__AIM__
The records below must be duplicated exactly, character for character.

__DATA PROVIDED__
- - - -

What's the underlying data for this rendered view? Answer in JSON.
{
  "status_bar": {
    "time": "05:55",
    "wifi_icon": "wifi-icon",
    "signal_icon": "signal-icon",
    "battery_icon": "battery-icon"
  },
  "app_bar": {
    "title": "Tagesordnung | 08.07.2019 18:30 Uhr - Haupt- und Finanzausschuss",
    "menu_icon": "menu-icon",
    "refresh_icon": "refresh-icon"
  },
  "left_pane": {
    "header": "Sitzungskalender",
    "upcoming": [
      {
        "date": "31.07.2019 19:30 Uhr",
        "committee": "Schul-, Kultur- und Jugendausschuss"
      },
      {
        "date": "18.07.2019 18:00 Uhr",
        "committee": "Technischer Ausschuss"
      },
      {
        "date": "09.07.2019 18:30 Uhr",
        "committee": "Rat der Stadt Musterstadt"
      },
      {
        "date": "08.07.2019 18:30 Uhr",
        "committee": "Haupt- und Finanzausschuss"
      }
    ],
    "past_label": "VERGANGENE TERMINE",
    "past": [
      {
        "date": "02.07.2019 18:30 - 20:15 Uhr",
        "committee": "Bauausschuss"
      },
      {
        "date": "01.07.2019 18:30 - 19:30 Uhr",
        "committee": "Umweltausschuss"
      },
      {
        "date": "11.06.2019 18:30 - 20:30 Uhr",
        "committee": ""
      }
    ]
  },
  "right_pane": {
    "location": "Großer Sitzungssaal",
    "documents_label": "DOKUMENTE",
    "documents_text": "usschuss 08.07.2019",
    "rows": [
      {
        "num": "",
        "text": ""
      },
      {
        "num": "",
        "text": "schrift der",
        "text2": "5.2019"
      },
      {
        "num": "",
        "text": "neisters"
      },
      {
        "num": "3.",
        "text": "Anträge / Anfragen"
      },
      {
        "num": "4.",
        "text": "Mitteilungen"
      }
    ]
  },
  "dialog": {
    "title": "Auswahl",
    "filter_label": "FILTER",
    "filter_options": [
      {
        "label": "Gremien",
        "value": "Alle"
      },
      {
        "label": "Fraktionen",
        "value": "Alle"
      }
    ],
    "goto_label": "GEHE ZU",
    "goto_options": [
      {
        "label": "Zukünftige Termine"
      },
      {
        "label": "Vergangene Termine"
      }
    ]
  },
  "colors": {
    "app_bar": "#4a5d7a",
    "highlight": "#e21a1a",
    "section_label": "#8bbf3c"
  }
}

- - - -

__RESULT OF THIS TASK__
What's the underlying data for this rendered view? Answer in JSON.
{
  "status_bar": {
    "time": "05:55",
    "wifi_icon": "wifi-icon",
    "signal_icon": "signal-icon",
    "battery_icon": "battery-icon"
  },
  "app_bar": {
    "title": "Tagesordnung | 08.07.2019 18:30 Uhr - Haupt- und Finanzausschuss",
    "menu_icon": "menu-icon",
    "refresh_icon": "refresh-icon"
  },
  "left_pane": {
    "header": "Sitzungskalender",
    "upcoming": [
      {
        "date": "31.07.2019 19:30 Uhr",
        "committee": "Schul-, Kultur- und Jugendausschuss"
      },
      {
        "date": "18.07.2019 18:00 Uhr",
        "committee": "Technischer Ausschuss"
      },
      {
        "date": "09.07.2019 18:30 Uhr",
        "committee": "Rat der Stadt Musterstadt"
      },
      {
        "date": "08.07.2019 18:30 Uhr",
        "committee": "Haupt- und Finanzausschuss"
      }
    ],
    "past_label": "VERGANGENE TERMINE",
    "past": [
      {
        "date": "02.07.2019 18:30 - 20:15 Uhr",
        "committee": "Bauausschuss"
      },
      {
        "date": "01.07.2019 18:30 - 19:30 Uhr",
        "committee": "Umweltausschuss"
      },
      {
        "date": "11.06.2019 18:30 - 20:30 Uhr",
        "committee": ""
      }
    ]
  },
  "right_pane": {
    "location": "Großer Sitzungssaal",
    "documents_label": "DOKUMENTE",
    "documents_text": "usschuss 08.07.2019",
    "rows": [
      {
        "num": "",
        "text": ""
      },
      {
        "num": "",
        "text": "schrift der",
        "text2": "5.2019"
      },
      {
        "num": "",
        "text": "neisters"
      },
      {
        "num": "3.",
        "text": "Anträge / Anfragen"
      },
      {
        "num": "4.",
        "text": "Mitteilungen"
      }
    ]
  },
  "dialog": {
    "title": "Auswahl",
    "filter_label": "FILTER",
    "filter_options": [
      {
        "label": "Gremien",
        "value": "Alle"
      },
      {
        "label": "Fraktionen",
        "value": "Alle"
      }
    ],
    "goto_label": "GEHE ZU",
    "goto_options": [
      {
        "label": "Zukünftige Termine"
      },
      {
        "label": "Vergangene Termine"
      }
    ]
  },
  "colors": {
    "app_bar": "#4a5d7a",
    "highlight": "#e21a1a",
    "section_label": "#8bbf3c"
  }
}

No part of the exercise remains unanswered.